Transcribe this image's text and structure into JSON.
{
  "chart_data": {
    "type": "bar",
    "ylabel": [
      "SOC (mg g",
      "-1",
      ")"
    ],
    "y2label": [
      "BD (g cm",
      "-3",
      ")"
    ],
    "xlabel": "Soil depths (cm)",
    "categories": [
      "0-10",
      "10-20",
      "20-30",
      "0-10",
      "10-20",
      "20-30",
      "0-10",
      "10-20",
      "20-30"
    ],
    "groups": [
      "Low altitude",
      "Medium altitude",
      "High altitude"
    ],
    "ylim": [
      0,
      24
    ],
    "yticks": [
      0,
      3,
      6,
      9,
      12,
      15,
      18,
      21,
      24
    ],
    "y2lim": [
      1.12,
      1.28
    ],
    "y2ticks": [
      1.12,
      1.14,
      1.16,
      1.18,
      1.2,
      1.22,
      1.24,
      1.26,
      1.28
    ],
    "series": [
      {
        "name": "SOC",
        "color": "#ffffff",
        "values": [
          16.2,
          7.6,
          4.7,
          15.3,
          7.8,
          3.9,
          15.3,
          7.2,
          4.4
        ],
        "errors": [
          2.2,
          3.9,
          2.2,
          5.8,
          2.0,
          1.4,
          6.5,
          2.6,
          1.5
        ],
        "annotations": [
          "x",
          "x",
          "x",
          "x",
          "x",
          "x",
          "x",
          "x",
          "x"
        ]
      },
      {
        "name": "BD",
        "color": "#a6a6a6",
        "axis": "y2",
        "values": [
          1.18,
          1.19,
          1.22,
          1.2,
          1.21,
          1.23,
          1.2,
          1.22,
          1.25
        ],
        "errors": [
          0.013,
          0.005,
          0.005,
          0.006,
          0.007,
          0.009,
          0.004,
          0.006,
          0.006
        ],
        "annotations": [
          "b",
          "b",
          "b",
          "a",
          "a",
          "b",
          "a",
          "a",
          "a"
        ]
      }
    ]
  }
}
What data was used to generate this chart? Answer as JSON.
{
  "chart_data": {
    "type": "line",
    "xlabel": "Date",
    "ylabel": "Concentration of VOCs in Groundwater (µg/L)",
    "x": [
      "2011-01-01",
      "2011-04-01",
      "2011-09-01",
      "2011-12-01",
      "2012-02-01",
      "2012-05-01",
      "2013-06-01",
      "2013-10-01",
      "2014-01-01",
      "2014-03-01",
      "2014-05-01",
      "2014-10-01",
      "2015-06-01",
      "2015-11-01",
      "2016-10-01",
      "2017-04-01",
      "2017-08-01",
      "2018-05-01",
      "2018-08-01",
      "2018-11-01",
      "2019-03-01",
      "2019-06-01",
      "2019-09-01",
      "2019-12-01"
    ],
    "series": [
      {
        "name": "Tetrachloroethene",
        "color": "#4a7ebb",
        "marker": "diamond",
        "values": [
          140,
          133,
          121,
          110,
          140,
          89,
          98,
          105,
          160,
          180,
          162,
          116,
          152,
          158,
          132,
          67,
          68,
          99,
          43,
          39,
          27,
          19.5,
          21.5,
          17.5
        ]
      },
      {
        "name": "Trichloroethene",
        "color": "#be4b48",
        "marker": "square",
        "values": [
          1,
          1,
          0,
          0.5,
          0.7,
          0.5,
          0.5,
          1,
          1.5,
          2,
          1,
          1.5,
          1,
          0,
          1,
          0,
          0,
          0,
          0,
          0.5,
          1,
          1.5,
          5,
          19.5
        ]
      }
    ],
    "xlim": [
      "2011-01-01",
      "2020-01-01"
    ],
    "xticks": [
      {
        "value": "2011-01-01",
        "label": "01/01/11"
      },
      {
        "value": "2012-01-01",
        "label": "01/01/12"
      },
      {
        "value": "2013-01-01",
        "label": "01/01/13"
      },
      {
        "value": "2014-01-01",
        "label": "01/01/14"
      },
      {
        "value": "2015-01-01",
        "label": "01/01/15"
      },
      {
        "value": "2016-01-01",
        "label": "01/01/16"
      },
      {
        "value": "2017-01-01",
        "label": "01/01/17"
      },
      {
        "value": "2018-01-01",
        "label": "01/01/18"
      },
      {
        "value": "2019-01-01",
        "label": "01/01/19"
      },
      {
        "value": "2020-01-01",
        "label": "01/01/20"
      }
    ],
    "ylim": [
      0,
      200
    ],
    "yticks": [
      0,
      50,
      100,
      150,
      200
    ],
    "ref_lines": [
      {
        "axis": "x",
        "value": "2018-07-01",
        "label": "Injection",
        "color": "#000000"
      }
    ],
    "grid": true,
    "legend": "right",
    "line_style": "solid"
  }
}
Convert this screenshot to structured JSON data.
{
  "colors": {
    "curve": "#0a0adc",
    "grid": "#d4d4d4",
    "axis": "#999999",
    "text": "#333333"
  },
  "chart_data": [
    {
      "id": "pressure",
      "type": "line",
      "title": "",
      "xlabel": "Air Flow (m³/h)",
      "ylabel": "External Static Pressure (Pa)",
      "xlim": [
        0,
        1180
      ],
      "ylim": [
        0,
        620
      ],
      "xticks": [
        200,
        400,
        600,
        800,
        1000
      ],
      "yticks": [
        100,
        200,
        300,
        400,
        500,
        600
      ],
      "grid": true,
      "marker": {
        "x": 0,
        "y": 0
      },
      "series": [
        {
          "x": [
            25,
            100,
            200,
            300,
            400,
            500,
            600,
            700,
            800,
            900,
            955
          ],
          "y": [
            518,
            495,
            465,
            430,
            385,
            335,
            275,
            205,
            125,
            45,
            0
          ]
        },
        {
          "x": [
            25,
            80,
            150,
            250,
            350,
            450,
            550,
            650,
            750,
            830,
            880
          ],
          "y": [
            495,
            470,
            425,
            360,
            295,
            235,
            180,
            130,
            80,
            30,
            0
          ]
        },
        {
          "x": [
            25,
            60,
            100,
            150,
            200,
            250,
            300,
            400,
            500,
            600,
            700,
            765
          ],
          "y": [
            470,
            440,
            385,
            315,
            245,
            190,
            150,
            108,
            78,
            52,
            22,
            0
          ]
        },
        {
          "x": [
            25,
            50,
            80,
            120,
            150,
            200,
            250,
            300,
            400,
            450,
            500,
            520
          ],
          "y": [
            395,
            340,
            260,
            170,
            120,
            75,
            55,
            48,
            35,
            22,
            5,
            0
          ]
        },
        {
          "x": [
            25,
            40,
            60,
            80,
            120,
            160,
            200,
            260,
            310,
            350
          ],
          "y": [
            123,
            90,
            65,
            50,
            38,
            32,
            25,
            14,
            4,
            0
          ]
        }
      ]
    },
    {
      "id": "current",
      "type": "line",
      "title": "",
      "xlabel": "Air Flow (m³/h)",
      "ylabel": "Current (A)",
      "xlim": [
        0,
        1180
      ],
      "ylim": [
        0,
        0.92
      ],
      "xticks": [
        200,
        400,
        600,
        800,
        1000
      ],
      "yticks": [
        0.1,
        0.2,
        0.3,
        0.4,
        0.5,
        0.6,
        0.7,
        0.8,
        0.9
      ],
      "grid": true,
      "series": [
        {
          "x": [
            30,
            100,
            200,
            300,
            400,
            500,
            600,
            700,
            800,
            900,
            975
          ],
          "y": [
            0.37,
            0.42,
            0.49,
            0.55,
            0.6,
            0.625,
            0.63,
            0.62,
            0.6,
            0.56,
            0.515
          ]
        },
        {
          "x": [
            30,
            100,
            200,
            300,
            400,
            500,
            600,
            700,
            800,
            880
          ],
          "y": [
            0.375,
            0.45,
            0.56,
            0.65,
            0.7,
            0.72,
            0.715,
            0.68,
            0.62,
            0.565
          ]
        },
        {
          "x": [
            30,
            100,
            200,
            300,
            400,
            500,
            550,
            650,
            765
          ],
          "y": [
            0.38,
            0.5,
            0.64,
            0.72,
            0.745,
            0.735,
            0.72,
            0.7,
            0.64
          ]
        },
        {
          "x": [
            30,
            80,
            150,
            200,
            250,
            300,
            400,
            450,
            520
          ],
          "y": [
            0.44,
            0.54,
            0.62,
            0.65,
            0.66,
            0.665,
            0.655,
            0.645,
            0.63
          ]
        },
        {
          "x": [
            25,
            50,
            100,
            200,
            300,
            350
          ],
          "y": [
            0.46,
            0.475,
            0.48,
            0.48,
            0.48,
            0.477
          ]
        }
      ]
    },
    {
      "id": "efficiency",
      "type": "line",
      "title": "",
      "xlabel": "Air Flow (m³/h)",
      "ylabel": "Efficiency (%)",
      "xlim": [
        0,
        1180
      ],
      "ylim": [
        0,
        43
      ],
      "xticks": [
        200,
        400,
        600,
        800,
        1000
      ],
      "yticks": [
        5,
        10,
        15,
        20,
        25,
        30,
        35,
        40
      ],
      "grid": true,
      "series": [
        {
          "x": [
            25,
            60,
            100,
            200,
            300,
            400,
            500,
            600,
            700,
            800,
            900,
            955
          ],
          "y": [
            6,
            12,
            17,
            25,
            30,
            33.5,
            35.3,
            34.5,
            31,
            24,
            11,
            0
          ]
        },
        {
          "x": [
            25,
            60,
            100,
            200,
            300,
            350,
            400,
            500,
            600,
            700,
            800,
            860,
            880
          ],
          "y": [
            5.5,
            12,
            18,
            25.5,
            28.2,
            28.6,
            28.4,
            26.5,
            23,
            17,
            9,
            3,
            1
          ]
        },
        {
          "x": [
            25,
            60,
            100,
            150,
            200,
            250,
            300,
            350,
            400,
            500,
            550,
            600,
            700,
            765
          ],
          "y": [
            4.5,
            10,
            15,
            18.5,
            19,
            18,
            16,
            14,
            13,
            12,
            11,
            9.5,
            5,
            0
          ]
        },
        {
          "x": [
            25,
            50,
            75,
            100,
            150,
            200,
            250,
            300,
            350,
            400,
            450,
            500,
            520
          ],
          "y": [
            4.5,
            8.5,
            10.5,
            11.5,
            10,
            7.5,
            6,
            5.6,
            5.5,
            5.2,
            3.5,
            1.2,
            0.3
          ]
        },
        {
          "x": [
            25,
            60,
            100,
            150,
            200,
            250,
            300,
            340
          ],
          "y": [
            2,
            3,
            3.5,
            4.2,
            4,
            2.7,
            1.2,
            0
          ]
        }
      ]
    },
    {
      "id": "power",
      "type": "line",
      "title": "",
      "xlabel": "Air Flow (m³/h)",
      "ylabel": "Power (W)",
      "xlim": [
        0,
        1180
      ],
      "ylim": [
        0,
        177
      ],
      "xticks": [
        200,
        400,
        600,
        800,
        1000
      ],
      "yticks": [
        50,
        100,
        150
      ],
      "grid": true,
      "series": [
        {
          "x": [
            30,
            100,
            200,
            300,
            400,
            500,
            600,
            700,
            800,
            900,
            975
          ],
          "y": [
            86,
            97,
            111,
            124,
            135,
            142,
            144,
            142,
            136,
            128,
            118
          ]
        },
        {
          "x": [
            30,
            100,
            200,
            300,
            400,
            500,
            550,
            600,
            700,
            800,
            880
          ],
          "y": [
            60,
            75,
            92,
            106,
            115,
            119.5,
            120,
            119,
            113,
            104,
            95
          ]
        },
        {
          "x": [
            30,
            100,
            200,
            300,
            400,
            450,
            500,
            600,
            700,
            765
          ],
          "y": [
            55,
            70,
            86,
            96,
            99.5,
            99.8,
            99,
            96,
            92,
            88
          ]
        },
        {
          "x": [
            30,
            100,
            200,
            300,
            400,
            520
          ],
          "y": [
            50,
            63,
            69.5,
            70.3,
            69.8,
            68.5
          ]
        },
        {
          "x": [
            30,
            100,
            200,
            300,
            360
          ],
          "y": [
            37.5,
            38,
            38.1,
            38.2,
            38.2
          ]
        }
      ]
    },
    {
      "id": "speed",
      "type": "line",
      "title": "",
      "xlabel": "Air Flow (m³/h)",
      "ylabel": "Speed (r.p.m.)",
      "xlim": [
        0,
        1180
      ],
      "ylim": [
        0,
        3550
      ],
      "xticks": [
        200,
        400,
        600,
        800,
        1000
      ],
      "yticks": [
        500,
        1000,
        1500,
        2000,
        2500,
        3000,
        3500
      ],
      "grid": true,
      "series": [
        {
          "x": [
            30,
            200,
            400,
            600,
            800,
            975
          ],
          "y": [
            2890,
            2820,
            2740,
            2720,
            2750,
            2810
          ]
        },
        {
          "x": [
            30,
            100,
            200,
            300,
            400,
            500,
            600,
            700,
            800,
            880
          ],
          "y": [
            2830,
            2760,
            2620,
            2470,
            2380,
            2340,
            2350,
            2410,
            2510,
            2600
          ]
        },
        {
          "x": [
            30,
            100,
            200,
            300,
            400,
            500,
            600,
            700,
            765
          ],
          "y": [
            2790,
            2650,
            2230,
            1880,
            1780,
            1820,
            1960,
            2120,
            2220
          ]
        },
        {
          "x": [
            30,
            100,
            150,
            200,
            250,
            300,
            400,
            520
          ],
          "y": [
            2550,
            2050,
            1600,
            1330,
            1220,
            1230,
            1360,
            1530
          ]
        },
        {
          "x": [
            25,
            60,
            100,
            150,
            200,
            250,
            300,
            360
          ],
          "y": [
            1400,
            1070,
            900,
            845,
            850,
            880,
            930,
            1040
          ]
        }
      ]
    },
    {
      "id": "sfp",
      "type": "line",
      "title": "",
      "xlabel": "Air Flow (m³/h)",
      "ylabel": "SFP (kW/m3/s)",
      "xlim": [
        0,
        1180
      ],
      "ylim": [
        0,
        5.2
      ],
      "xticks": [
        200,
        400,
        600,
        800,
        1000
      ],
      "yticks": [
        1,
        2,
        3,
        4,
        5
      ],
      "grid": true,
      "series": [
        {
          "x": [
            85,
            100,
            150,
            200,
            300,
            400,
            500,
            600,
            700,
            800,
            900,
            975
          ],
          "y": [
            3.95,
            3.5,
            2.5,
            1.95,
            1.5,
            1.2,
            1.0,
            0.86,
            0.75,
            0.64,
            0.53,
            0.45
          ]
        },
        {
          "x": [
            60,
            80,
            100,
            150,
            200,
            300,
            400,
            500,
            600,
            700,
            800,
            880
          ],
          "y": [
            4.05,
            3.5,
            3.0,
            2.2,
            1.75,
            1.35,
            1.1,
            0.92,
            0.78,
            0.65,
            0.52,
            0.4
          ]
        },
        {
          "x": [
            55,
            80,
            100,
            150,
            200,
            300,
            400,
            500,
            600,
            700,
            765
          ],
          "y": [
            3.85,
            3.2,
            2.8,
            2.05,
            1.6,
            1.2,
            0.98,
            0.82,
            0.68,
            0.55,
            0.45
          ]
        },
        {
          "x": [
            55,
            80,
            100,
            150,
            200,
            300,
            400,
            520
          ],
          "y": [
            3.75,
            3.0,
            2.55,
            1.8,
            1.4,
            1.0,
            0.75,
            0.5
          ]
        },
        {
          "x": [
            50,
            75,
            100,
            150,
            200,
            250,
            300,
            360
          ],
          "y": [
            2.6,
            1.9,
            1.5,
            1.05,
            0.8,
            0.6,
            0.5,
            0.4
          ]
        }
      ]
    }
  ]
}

▶ _Given exercise_
Among the lines of the material, find those that hold the word "text" and copy them.

▶ _Output_
Transcribe this image's text and structure into JSON.
    "text": "#333333"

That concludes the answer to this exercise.